Collected data entries:
--- begin ---
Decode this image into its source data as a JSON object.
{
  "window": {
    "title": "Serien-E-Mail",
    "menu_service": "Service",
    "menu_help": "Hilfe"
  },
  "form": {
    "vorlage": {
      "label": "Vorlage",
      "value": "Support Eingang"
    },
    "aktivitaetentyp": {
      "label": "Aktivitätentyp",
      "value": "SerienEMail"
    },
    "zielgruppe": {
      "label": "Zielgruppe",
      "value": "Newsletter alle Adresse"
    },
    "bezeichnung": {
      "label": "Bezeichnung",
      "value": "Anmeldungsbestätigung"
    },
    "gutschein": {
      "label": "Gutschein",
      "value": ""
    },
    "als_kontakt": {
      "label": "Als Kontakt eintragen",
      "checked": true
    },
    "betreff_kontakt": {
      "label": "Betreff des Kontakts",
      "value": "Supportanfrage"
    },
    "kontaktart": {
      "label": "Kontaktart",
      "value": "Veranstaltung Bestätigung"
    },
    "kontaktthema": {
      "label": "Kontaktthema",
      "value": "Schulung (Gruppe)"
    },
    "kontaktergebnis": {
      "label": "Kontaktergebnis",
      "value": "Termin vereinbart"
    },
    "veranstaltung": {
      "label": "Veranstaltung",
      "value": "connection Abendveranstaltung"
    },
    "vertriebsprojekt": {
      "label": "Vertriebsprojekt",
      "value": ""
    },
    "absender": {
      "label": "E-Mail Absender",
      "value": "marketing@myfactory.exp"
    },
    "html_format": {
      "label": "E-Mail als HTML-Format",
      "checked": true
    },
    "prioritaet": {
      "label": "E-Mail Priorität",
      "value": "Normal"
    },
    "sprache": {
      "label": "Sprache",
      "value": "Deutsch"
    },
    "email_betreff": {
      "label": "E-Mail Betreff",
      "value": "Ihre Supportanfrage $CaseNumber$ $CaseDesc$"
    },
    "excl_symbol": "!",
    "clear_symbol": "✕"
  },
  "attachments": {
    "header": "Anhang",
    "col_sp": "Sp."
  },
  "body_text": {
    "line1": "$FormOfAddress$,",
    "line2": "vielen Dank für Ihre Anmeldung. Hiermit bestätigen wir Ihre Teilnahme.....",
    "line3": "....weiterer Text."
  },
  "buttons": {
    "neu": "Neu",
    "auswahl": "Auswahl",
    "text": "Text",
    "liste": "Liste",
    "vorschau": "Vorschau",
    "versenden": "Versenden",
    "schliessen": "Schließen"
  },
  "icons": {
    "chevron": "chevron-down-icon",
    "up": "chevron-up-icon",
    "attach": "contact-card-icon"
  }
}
--- end ---
= WHAT IS EXPECTED =
Copy out the full material exactly as it appears.

= ANSWER FOR THIS EXERCISE =
Decode this image into its source data as a JSON object.
{
  "window": {
    "title": "Serien-E-Mail",
    "menu_service": "Service",
    "menu_help": "Hilfe"
  },
  "form": {
    "vorlage": {
      "label": "Vorlage",
      "value": "Support Eingang"
    },
    "aktivitaetentyp": {
      "label": "Aktivitätentyp",
      "value": "SerienEMail"
    },
    "zielgruppe": {
      "label": "Zielgruppe",
      "value": "Newsletter alle Adresse"
    },
    "bezeichnung": {
      "label": "Bezeichnung",
      "value": "Anmeldungsbestätigung"
    },
    "gutschein": {
      "label": "Gutschein",
      "value": ""
    },
    "als_kontakt": {
      "label": "Als Kontakt eintragen",
      "checked": true
    },
    "betreff_kontakt": {
      "label": "Betreff des Kontakts",
      "value": "Supportanfrage"
    },
    "kontaktart": {
      "label": "Kontaktart",
      "value": "Veranstaltung Bestätigung"
    },
    "kontaktthema": {
      "label": "Kontaktthema",
      "value": "Schulung (Gruppe)"
    },
    "kontaktergebnis": {
      "label": "Kontaktergebnis",
      "value": "Termin vereinbart"
    },
    "veranstaltung": {
      "label": "Veranstaltung",
      "value": "connection Abendveranstaltung"
    },
    "vertriebsprojekt": {
      "label": "Vertriebsprojekt",
      "value": ""
    },
    "absender": {
      "label": "E-Mail Absender",
      "value": "marketing@myfactory.exp"
    },
    "html_format": {
      "label": "E-Mail als HTML-Format",
      "checked": true
    },
    "prioritaet": {
      "label": "E-Mail Priorität",
      "value": "Normal"
    },
    "sprache": {
      "label": "Sprache",
      "value": "Deutsch"
    },
    "email_betreff": {
      "label": "E-Mail Betreff",
      "value": "Ihre Supportanfrage $CaseNumber$ $CaseDesc$"
    },
    "excl_symbol": "!",
    "clear_symbol": "✕"
  },
  "attachments": {
    "header": "Anhang",
    "col_sp": "Sp."
  },
  "body_text": {
    "line1": "$FormOfAddress$,",
    "line2": "vielen Dank für Ihre Anmeldung. Hiermit bestätigen wir Ihre Teilnahme.....",
    "line3": "....weiterer Text."
  },
  "buttons": {
    "neu": "Neu",
    "auswahl": "Auswahl",
    "text": "Text",
    "liste": "Liste",
    "vorschau": "Vorschau",
    "versenden": "Versenden",
    "schliessen": "Schließen"
  },
  "icons": {
    "chevron": "chevron-down-icon",
    "up": "chevron-up-icon",
    "attach": "contact-card-icon"
  }
}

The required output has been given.